EXERCISE OBJECTIVE: Find the string "this" in the listing and report every line that has it.

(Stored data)
»»

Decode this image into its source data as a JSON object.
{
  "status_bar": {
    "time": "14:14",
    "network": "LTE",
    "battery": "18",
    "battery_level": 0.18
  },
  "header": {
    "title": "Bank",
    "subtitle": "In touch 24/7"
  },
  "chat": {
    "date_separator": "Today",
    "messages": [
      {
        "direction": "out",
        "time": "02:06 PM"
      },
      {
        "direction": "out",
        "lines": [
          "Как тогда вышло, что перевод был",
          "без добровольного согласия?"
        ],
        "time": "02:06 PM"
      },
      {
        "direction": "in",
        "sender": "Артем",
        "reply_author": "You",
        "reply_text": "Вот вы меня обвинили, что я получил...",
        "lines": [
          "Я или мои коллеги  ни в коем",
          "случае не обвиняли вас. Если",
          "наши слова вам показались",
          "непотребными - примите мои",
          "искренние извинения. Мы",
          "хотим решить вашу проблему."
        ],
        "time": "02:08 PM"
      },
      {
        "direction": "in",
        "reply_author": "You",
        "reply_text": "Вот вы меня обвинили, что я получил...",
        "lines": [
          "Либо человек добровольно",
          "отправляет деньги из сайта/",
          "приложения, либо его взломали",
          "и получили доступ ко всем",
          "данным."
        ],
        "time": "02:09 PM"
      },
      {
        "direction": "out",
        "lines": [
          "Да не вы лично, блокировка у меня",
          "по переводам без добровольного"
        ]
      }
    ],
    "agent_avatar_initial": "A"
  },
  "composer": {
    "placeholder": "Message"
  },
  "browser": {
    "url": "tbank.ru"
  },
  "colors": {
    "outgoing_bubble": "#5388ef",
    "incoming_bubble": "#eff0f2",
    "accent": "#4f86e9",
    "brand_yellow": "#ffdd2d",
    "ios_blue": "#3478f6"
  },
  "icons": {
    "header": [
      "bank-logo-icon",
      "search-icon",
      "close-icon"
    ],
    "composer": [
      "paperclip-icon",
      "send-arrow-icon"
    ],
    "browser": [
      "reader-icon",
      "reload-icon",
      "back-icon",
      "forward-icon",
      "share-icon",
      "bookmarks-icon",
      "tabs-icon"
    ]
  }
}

««
»»

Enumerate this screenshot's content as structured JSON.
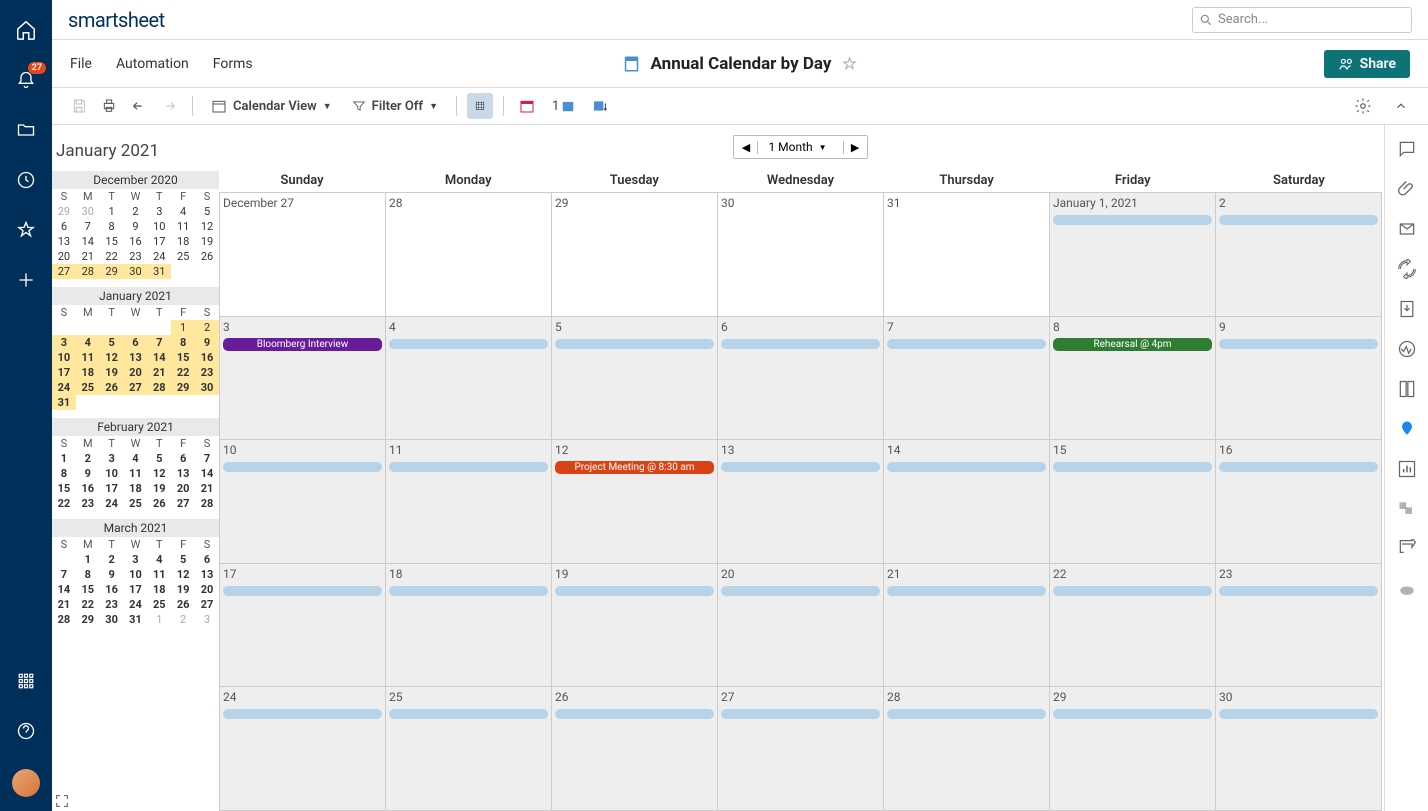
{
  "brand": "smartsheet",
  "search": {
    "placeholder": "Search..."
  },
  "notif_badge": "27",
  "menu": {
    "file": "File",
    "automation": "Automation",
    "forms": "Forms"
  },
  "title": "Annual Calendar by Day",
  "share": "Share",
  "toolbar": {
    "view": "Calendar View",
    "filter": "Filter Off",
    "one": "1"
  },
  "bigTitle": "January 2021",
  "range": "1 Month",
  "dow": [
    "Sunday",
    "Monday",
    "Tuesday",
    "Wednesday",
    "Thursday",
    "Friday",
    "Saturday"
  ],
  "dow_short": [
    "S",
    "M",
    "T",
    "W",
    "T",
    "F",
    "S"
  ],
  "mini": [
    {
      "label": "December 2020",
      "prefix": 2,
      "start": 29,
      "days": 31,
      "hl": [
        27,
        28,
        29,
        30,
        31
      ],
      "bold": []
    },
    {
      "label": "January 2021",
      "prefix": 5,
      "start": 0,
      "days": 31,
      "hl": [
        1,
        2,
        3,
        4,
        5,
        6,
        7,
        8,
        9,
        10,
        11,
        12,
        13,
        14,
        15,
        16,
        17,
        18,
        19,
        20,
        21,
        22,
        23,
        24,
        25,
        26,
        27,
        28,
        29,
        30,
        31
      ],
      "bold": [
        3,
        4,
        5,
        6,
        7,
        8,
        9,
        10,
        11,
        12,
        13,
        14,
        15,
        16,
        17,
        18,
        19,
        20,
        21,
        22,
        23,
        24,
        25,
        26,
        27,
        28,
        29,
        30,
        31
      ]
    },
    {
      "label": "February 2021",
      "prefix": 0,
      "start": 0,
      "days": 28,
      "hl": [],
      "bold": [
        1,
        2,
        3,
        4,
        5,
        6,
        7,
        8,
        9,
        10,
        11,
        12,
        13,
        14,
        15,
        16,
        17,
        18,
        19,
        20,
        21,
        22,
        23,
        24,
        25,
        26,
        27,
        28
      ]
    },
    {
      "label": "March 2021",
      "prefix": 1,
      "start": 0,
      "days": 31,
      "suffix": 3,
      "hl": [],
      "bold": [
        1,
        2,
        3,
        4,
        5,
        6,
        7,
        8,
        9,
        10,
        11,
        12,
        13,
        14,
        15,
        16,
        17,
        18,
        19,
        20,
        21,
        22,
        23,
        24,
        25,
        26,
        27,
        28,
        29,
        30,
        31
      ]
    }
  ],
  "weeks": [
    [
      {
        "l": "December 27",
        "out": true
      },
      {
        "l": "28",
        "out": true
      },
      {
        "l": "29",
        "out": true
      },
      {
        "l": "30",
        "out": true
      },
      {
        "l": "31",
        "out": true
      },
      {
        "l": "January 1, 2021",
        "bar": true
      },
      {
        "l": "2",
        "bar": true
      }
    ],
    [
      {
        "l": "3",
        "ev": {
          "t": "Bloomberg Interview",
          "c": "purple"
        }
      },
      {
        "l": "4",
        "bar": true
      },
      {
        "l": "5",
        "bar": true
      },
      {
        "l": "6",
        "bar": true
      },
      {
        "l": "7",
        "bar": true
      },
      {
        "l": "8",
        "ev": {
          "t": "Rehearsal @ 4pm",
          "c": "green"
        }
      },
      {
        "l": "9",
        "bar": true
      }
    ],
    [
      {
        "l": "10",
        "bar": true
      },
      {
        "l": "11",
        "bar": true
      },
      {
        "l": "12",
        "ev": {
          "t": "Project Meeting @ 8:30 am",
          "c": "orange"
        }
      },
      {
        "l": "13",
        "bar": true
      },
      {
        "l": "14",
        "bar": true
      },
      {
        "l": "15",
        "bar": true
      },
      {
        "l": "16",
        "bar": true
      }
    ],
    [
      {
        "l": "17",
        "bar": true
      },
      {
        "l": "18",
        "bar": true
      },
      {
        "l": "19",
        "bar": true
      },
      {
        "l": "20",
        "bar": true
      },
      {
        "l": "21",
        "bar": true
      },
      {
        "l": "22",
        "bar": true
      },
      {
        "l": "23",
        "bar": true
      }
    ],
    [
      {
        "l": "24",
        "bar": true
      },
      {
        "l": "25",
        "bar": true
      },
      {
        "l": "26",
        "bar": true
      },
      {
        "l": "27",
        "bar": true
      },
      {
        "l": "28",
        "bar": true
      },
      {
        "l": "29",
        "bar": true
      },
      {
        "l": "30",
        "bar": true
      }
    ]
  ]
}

««

EXERCISE ANSWER:
Decode this image into its source data as a JSON object.
Enumerate this screenshot's content as structured JSON.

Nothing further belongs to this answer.